"""

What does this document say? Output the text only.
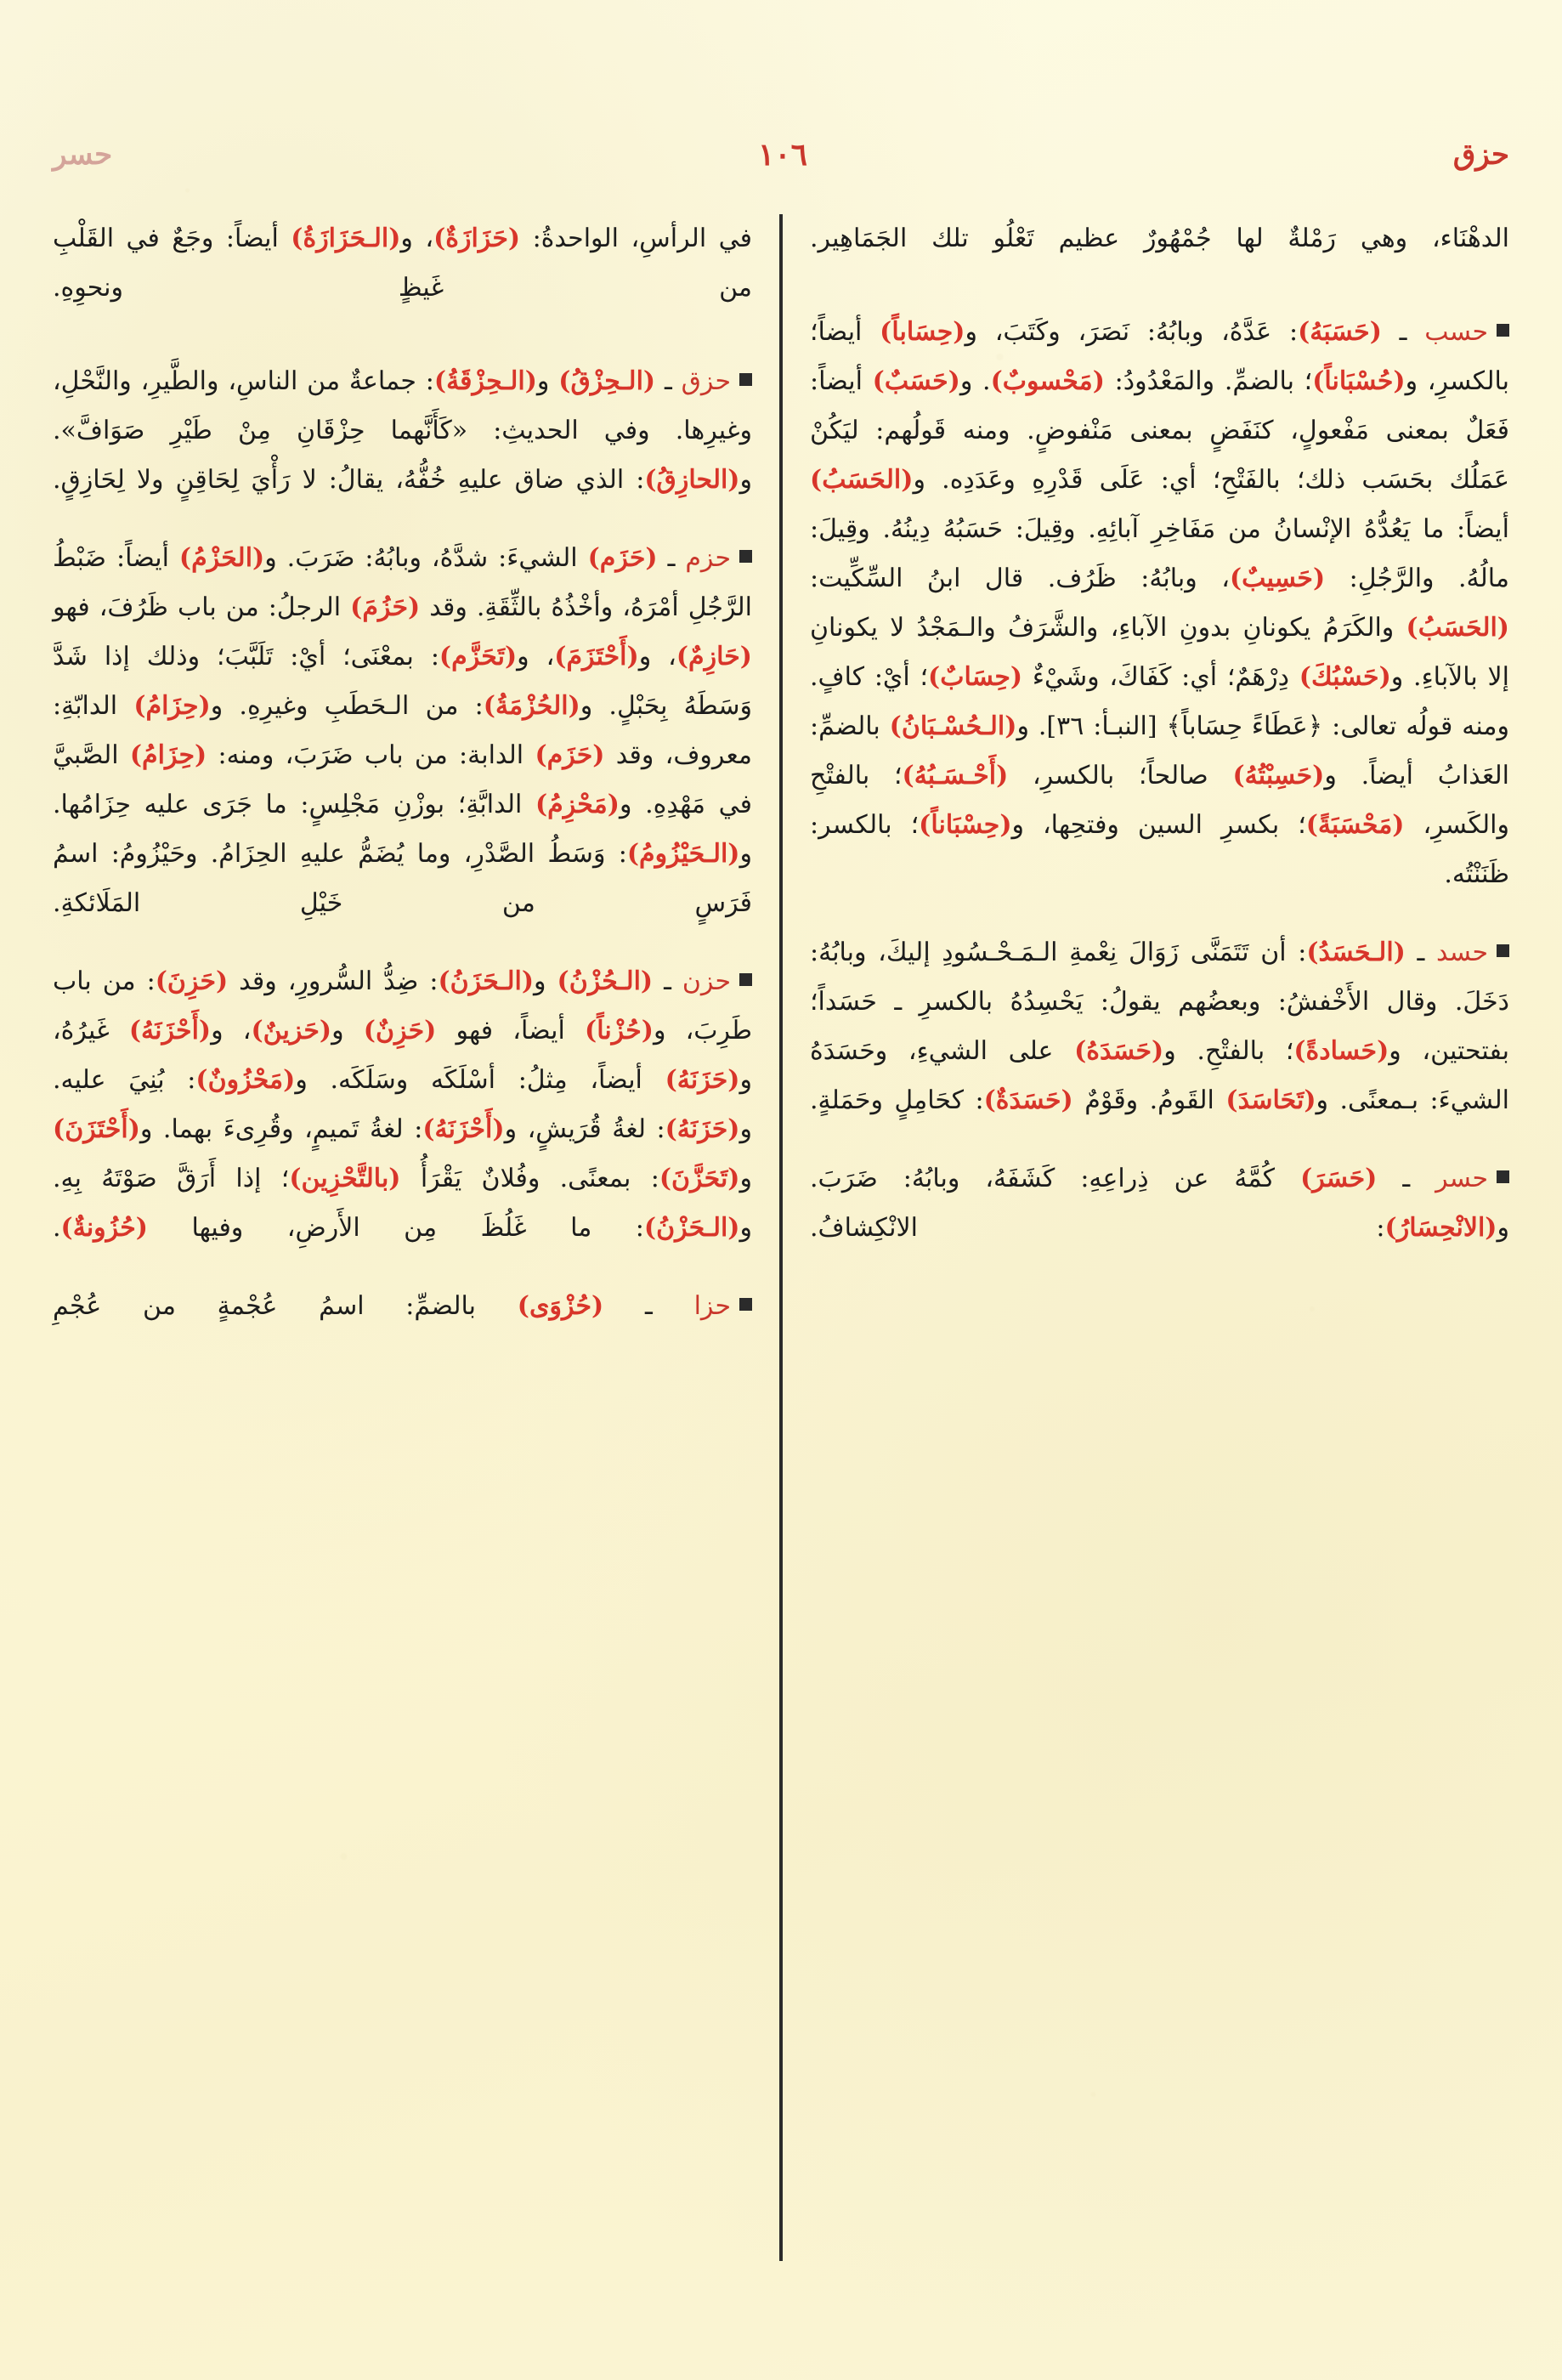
حزق
١٠٦
حسر

في الرأسِ، الواحدةُ: (حَزَازَةٌ)، و(الـحَزَازَةُ) أيضاً: وجَعٌ في القَلْبِ من غَيظٍ ونحوِهِ.

حزق ـ (الـحِزْقُ) و(الـحِزْقَةُ): جماعةٌ من الناسِ، والطَّيرِ، والنَّحْلِ، وغيرِها. وفي الحديثِ: «كَأَنَّهما حِزْقَانِ مِنْ طَيْرِ صَوَافَّ». و(الحازِقُ): الذي ضاق عليهِ خُفُّهُ، يقالُ: لا رَأْيَ لِحَاقِنٍ ولا لِحَازِقٍ.

حزم ـ (حَزَم) الشيءَ: شدَّهُ، وبابُهُ: ضَرَبَ. و(الحَزْمُ) أيضاً: ضَبْطُ الرَّجُلِ أمْرَهُ، وأخْذُهُ بالثِّقَةِ. وقد (حَزُمَ) الرجلُ: من باب ظَرُفَ، فهو (حَازِمٌ)، و(أَحْتَزَمَ)، و(تَحَزَّم): بمعْنَى؛ أيْ: تَلَبَّبَ؛ وذلك إذا شَدَّ وَسَطَهُ بِحَبْلٍ. و(الحُزْمَةُ): من الـحَطَبِ وغيرِهِ. و(حِزَامُ) الدابّةِ: معروف، وقد (حَزَم) الدابة: من باب ضَرَبَ، ومنه: (حِزَامُ) الصَّبيَّ في مَهْدِهِ. و(مَحْزِمُ) الدابَّةِ؛ بوزْنِ مَجْلِسٍ: ما جَرَى عليه حِزَامُها. و(الـحَيْزُومُ): وَسَطُ الصَّدْرِ، وما يُضَمُّ عليهِ الحِزَامُ. وحَيْزُومُ: اسمُ فَرَسٍ من خَيْلِ المَلَائكةِ.

حزن ـ (الـحُزْنُ) و(الـحَزَنُ): ضِدُّ السُّرورِ، وقد (حَزِنَ): من باب طَرِبَ، و(حُزْناً) أيضاً، فهو (حَزِنٌ) و(حَزينٌ)، و(أَحْزَنَهُ) غَيرُهُ، و(حَزَنَهُ) أيضاً، مِثلُ: أسْلَكَه وسَلَكَه. و(مَحْزُونٌ): بُنِيَ عليه. و(حَزَنَهُ): لغةُ قُرَيشٍ، و(أَحْزَنَهُ): لغةُ تَميمٍ، وقُرِىءَ بهما. و(أَحْتَزَنَ) و(تَحَزَّنَ): بمعنًى. وفُلانٌ يَقْرَأُ (بالتَّحْزِين)؛ إذا أَرَقَّ صَوْتَهُ بِهِ. و(الـحَزْنُ): ما غَلُظَ مِن الأَرضِ، وفيها (حُزُونةٌ).

حزا ـ (حُزْوَى) بالضمِّ: اسمُ عُجْمةٍ من عُجْمِ

الدهْنَاء، وهي رَمْلةٌ لها جُمْهُورٌ عظيم تَعْلُو تلك الجَمَاهِير.

حسب ـ (حَسَبَهُ): عَدَّهُ، وبابُهُ: نَصَرَ، وكَتَبَ، و(حِسَاباً) أيضاً؛ بالكسرِ، و(حُسْبَاناً)؛ بالضمِّ. والمَعْدُودُ: (مَحْسوبٌ). و(حَسَبٌ) أيضاً: فَعَلٌ بمعنى مَفْعولٍ، كنَفَضٍ بمعنى مَنْفوضٍ. ومنه قَولُهم: ليَكُنْ عَمَلُك بحَسَب ذلك؛ بالفَتْحِ؛ أي: عَلَى قَدْرِهِ وعَدَدِه. و(الحَسَبُ) أيضاً: ما يَعُدُّهُ الإنْسانُ من مَفَاخِرِ آبائِهِ. وقِيلَ: حَسَبُهُ دِينُهُ. وقِيلَ: مالُهُ. والرَّجُلِ: (حَسِيبٌ)، وبابُهُ: ظَرُف. قال ابنُ السِّكِّيت: (الحَسَبُ) والكَرَمُ يكونانِ بدونِ الآباءِ، والشَّرَفُ والـمَجْدُ لا يكونانِ إلا بالآباءِ. و(حَسْبُكَ) دِرْهَمٌ؛ أي: كَفَاكَ، وشَيْءٌ (حِسَابٌ)؛ أيْ: كافٍ. ومنه قولُه تعالى: ﴿عَطَاءً حِسَاباً﴾ [النبـأ: ٣٦]. و(الـحُسْـبَانُ) بالضمِّ: العَذابُ أيضاً. و(حَسِبْتُهُ) صالحاً؛ بالكسرِ، (أَحْـسَـبُهُ)؛ بالفتْحِ والكَسرِ، (مَحْسَبَةً)؛ بكسرِ السين وفتحِها، و(حِسْبَاناً)؛ بالكسر: ظَنَنْتُه.

حسد ـ (الـحَسَدُ): أن تَتَمَنَّى زَوَالَ نِعْمةِ الـمَـحْـسُودِ إليكَ، وبابُهُ: دَخَلَ. وقال الأَخْفشُ: وبعضُهم يقولُ: يَحْسِدُهُ بالكسرِ ـ حَسَداً؛ بفتحتين، و(حَسادةً)؛ بالفتْحِ. و(حَسَدَهُ) على الشيءِ، وحَسَدَهُ الشيءَ: بـمعنًى. و(تَحَاسَدَ) القَومُ. وقَوْمٌ (حَسَدَةٌ): كحَامِلٍ وحَمَلةٍ.

حسر ـ (حَسَرَ) كُمَّهُ عن ذِراعِهِ: كَشَفَهُ، وبابُهُ: ضَرَبَ. و(الانْحِسَارُ): الانْكِشافُ.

"""

Your instructions:
Without the pictures, restate all the entries above exactly.

Response to the exercise:
What does this document say? Output the text only.
حزق
١٠٦
حسر

في الرأسِ، الواحدةُ: (حَزَازَةٌ)، و(الـحَزَازَةُ) أيضاً: وجَعٌ في القَلْبِ من غَيظٍ ونحوِهِ.

حزق ـ (الـحِزْقُ) و(الـحِزْقَةُ): جماعةٌ من الناسِ، والطَّيرِ، والنَّحْلِ، وغيرِها. وفي الحديثِ: «كَأَنَّهما حِزْقَانِ مِنْ طَيْرِ صَوَافَّ». و(الحازِقُ): الذي ضاق عليهِ خُفُّهُ، يقالُ: لا رَأْيَ لِحَاقِنٍ ولا لِحَازِقٍ.

حزم ـ (حَزَم) الشيءَ: شدَّهُ، وبابُهُ: ضَرَبَ. و(الحَزْمُ) أيضاً: ضَبْطُ الرَّجُلِ أمْرَهُ، وأخْذُهُ بالثِّقَةِ. وقد (حَزُمَ) الرجلُ: من باب ظَرُفَ، فهو (حَازِمٌ)، و(أَحْتَزَمَ)، و(تَحَزَّم): بمعْنَى؛ أيْ: تَلَبَّبَ؛ وذلك إذا شَدَّ وَسَطَهُ بِحَبْلٍ. و(الحُزْمَةُ): من الـحَطَبِ وغيرِهِ. و(حِزَامُ) الدابّةِ: معروف، وقد (حَزَم) الدابة: من باب ضَرَبَ، ومنه: (حِزَامُ) الصَّبيَّ في مَهْدِهِ. و(مَحْزِمُ) الدابَّةِ؛ بوزْنِ مَجْلِسٍ: ما جَرَى عليه حِزَامُها. و(الـحَيْزُومُ): وَسَطُ الصَّدْرِ، وما يُضَمُّ عليهِ الحِزَامُ. وحَيْزُومُ: اسمُ فَرَسٍ من خَيْلِ المَلَائكةِ.

حزن ـ (الـحُزْنُ) و(الـحَزَنُ): ضِدُّ السُّرورِ، وقد (حَزِنَ): من باب طَرِبَ، و(حُزْناً) أيضاً، فهو (حَزِنٌ) و(حَزينٌ)، و(أَحْزَنَهُ) غَيرُهُ، و(حَزَنَهُ) أيضاً، مِثلُ: أسْلَكَه وسَلَكَه. و(مَحْزُونٌ): بُنِيَ عليه. و(حَزَنَهُ): لغةُ قُرَيشٍ، و(أَحْزَنَهُ): لغةُ تَميمٍ، وقُرِىءَ بهما. و(أَحْتَزَنَ) و(تَحَزَّنَ): بمعنًى. وفُلانٌ يَقْرَأُ (بالتَّحْزِين)؛ إذا أَرَقَّ صَوْتَهُ بِهِ. و(الـحَزْنُ): ما غَلُظَ مِن الأَرضِ، وفيها (حُزُونةٌ).

حزا ـ (حُزْوَى) بالضمِّ: اسمُ عُجْمةٍ من عُجْمِ

الدهْنَاء، وهي رَمْلةٌ لها جُمْهُورٌ عظيم تَعْلُو تلك الجَمَاهِير.

حسب ـ (حَسَبَهُ): عَدَّهُ، وبابُهُ: نَصَرَ، وكَتَبَ، و(حِسَاباً) أيضاً؛ بالكسرِ، و(حُسْبَاناً)؛ بالضمِّ. والمَعْدُودُ: (مَحْسوبٌ). و(حَسَبٌ) أيضاً: فَعَلٌ بمعنى مَفْعولٍ، كنَفَضٍ بمعنى مَنْفوضٍ. ومنه قَولُهم: ليَكُنْ عَمَلُك بحَسَب ذلك؛ بالفَتْحِ؛ أي: عَلَى قَدْرِهِ وعَدَدِه. و(الحَسَبُ) أيضاً: ما يَعُدُّهُ الإنْسانُ من مَفَاخِرِ آبائِهِ. وقِيلَ: حَسَبُهُ دِينُهُ. وقِيلَ: مالُهُ. والرَّجُلِ: (حَسِيبٌ)، وبابُهُ: ظَرُف. قال ابنُ السِّكِّيت: (الحَسَبُ) والكَرَمُ يكونانِ بدونِ الآباءِ، والشَّرَفُ والـمَجْدُ لا يكونانِ إلا بالآباءِ. و(حَسْبُكَ) دِرْهَمٌ؛ أي: كَفَاكَ، وشَيْءٌ (حِسَابٌ)؛ أيْ: كافٍ. ومنه قولُه تعالى: ﴿عَطَاءً حِسَاباً﴾ [النبـأ: ٣٦]. و(الـحُسْـبَانُ) بالضمِّ: العَذابُ أيضاً. و(حَسِبْتُهُ) صالحاً؛ بالكسرِ، (أَحْـسَـبُهُ)؛ بالفتْحِ والكَسرِ، (مَحْسَبَةً)؛ بكسرِ السين وفتحِها، و(حِسْبَاناً)؛ بالكسر: ظَنَنْتُه.

حسد ـ (الـحَسَدُ): أن تَتَمَنَّى زَوَالَ نِعْمةِ الـمَـحْـسُودِ إليكَ، وبابُهُ: دَخَلَ. وقال الأَخْفشُ: وبعضُهم يقولُ: يَحْسِدُهُ بالكسرِ ـ حَسَداً؛ بفتحتين، و(حَسادةً)؛ بالفتْحِ. و(حَسَدَهُ) على الشيءِ، وحَسَدَهُ الشيءَ: بـمعنًى. و(تَحَاسَدَ) القَومُ. وقَوْمٌ (حَسَدَةٌ): كحَامِلٍ وحَمَلةٍ.

حسر ـ (حَسَرَ) كُمَّهُ عن ذِراعِهِ: كَشَفَهُ، وبابُهُ: ضَرَبَ. و(الانْحِسَارُ): الانْكِشافُ.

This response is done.